→ **Input for this task**
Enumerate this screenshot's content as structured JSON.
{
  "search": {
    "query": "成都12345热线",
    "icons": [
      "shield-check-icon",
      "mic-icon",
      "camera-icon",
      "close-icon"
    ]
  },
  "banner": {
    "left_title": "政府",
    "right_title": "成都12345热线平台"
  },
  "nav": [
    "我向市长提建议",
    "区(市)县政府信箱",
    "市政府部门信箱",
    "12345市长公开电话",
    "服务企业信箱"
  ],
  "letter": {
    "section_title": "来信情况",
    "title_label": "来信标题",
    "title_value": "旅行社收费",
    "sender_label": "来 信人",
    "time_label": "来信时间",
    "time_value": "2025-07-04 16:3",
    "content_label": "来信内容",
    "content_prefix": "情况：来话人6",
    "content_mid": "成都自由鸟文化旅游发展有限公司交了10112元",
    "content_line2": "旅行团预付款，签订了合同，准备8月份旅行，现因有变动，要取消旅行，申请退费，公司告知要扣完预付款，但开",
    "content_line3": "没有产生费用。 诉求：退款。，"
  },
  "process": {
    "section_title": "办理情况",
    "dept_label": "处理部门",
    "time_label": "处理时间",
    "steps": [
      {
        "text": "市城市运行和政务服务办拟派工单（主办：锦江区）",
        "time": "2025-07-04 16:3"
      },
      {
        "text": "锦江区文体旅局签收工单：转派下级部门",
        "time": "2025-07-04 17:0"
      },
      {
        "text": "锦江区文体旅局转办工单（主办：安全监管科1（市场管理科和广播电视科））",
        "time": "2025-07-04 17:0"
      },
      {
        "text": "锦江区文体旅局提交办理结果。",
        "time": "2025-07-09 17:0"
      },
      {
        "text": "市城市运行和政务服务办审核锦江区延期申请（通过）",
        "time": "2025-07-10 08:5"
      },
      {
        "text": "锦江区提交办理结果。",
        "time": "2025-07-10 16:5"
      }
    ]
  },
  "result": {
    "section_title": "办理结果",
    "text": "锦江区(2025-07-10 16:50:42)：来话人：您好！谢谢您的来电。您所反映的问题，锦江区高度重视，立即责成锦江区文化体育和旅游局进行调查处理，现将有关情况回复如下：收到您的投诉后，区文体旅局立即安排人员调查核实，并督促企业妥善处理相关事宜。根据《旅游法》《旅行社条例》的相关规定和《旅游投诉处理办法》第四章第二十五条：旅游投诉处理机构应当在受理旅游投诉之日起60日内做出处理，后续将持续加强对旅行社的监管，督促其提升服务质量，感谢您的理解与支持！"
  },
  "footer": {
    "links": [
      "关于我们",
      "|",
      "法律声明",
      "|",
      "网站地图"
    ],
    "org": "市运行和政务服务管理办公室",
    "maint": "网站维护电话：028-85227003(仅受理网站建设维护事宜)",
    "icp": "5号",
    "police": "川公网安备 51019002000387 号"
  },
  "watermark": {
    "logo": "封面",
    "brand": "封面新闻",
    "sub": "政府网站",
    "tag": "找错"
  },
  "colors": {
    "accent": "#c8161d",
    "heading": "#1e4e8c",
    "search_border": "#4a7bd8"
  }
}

→ **Written instruction**
Could you transcribe the records in full, exactly?

→ **Task answer**
Enumerate this screenshot's content as structured JSON.
{
  "search": {
    "query": "成都12345热线",
    "icons": [
      "shield-check-icon",
      "mic-icon",
      "camera-icon",
      "close-icon"
    ]
  },
  "banner": {
    "left_title": "政府",
    "right_title": "成都12345热线平台"
  },
  "nav": [
    "我向市长提建议",
    "区(市)县政府信箱",
    "市政府部门信箱",
    "12345市长公开电话",
    "服务企业信箱"
  ],
  "letter": {
    "section_title": "来信情况",
    "title_label": "来信标题",
    "title_value": "旅行社收费",
    "sender_label": "来 信人",
    "time_label": "来信时间",
    "time_value": "2025-07-04 16:3",
    "content_label": "来信内容",
    "content_prefix": "情况：来话人6",
    "content_mid": "成都自由鸟文化旅游发展有限公司交了10112元",
    "content_line2": "旅行团预付款，签订了合同，准备8月份旅行，现因有变动，要取消旅行，申请退费，公司告知要扣完预付款，但开",
    "content_line3": "没有产生费用。 诉求：退款。，"
  },
  "process": {
    "section_title": "办理情况",
    "dept_label": "处理部门",
    "time_label": "处理时间",
    "steps": [
      {
        "text": "市城市运行和政务服务办拟派工单（主办：锦江区）",
        "time": "2025-07-04 16:3"
      },
      {
        "text": "锦江区文体旅局签收工单：转派下级部门",
        "time": "2025-07-04 17:0"
      },
      {
        "text": "锦江区文体旅局转办工单（主办：安全监管科1（市场管理科和广播电视科））",
        "time": "2025-07-04 17:0"
      },
      {
        "text": "锦江区文体旅局提交办理结果。",
        "time": "2025-07-09 17:0"
      },
      {
        "text": "市城市运行和政务服务办审核锦江区延期申请（通过）",
        "time": "2025-07-10 08:5"
      },
      {
        "text": "锦江区提交办理结果。",
        "time": "2025-07-10 16:5"
      }
    ]
  },
  "result": {
    "section_title": "办理结果",
    "text": "锦江区(2025-07-10 16:50:42)：来话人：您好！谢谢您的来电。您所反映的问题，锦江区高度重视，立即责成锦江区文化体育和旅游局进行调查处理，现将有关情况回复如下：收到您的投诉后，区文体旅局立即安排人员调查核实，并督促企业妥善处理相关事宜。根据《旅游法》《旅行社条例》的相关规定和《旅游投诉处理办法》第四章第二十五条：旅游投诉处理机构应当在受理旅游投诉之日起60日内做出处理，后续将持续加强对旅行社的监管，督促其提升服务质量，感谢您的理解与支持！"
  },
  "footer": {
    "links": [
      "关于我们",
      "|",
      "法律声明",
      "|",
      "网站地图"
    ],
    "org": "市运行和政务服务管理办公室",
    "maint": "网站维护电话：028-85227003(仅受理网站建设维护事宜)",
    "icp": "5号",
    "police": "川公网安备 51019002000387 号"
  },
  "watermark": {
    "logo": "封面",
    "brand": "封面新闻",
    "sub": "政府网站",
    "tag": "找错"
  },
  "colors": {
    "accent": "#c8161d",
    "heading": "#1e4e8c",
    "search_border": "#4a7bd8"
  }
}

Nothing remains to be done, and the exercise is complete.